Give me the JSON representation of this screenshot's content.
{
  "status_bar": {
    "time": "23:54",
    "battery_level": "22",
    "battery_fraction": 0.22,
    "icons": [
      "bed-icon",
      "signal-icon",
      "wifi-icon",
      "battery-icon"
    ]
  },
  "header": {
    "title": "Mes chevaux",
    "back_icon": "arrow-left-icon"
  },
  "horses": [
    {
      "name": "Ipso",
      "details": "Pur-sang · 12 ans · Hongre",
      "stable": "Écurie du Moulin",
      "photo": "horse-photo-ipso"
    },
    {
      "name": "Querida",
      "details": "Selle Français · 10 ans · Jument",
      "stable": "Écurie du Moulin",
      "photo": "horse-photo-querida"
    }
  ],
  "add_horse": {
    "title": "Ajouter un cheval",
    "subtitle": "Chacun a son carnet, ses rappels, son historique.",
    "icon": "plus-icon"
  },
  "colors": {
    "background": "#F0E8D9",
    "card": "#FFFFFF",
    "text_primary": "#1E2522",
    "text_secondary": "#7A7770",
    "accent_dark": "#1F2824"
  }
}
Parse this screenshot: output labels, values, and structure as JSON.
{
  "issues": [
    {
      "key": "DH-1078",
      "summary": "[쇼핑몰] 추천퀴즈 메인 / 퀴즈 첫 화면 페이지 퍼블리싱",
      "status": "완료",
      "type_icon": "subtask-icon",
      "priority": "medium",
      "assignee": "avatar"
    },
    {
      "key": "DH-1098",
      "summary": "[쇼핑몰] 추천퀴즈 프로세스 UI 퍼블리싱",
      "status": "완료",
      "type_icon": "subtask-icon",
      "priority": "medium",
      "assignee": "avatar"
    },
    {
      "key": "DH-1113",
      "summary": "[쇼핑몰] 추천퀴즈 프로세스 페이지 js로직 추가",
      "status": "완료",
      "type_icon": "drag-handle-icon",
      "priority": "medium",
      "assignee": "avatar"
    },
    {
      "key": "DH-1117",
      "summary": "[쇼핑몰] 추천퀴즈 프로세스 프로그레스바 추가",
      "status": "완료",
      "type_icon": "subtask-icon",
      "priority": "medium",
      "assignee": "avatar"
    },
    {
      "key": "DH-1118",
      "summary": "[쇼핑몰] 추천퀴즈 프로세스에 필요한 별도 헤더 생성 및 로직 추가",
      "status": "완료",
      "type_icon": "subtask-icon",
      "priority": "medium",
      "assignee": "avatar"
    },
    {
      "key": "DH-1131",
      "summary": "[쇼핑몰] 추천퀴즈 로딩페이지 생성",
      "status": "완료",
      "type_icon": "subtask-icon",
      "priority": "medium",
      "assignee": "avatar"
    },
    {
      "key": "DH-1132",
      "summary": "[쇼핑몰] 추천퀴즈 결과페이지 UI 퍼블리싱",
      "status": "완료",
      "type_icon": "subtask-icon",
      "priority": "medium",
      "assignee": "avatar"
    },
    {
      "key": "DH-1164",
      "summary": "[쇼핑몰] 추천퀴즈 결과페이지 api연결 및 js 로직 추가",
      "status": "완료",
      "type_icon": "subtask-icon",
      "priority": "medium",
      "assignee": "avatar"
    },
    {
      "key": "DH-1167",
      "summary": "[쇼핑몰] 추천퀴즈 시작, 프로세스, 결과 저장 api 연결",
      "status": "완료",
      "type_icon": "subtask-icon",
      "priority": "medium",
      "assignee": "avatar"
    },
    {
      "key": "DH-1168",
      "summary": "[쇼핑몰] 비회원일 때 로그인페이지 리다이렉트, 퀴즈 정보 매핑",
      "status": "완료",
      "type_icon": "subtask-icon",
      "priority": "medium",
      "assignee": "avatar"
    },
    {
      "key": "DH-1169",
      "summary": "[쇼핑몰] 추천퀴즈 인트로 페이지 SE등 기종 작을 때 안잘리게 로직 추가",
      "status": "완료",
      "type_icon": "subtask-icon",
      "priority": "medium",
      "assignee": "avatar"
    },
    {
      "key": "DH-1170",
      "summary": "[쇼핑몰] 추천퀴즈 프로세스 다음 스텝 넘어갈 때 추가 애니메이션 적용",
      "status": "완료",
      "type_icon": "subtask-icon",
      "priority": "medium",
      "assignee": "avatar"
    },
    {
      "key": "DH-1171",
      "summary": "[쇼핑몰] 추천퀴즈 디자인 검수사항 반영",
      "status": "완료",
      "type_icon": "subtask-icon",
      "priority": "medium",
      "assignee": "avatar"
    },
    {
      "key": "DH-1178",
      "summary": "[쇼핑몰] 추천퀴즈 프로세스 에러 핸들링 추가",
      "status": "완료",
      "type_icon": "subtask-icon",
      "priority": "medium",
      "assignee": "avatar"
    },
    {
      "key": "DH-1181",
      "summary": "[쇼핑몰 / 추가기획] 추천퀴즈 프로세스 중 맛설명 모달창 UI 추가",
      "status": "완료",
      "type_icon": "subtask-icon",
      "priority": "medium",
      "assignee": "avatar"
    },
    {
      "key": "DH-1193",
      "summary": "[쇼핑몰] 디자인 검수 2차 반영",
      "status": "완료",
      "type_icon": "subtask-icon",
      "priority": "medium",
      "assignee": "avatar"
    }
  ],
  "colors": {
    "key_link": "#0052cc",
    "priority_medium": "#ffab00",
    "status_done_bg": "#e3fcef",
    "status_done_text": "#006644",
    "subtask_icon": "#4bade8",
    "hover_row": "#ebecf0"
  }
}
◆ ◆ ◆ ◆ ◆
_Problem_
Identify and copy the lines holding the word "퍼블리싱".

_Reply to the task_
      "summary": "[쇼핑몰] 추천퀴즈 메인 / 퀴즈 첫 화면 페이지 퍼블리싱",
      "summary": "[쇼핑몰] 추천퀴즈 프로세스 UI 퍼블리싱",
      "summary": "[쇼핑몰] 추천퀴즈 결과페이지 UI 퍼블리싱",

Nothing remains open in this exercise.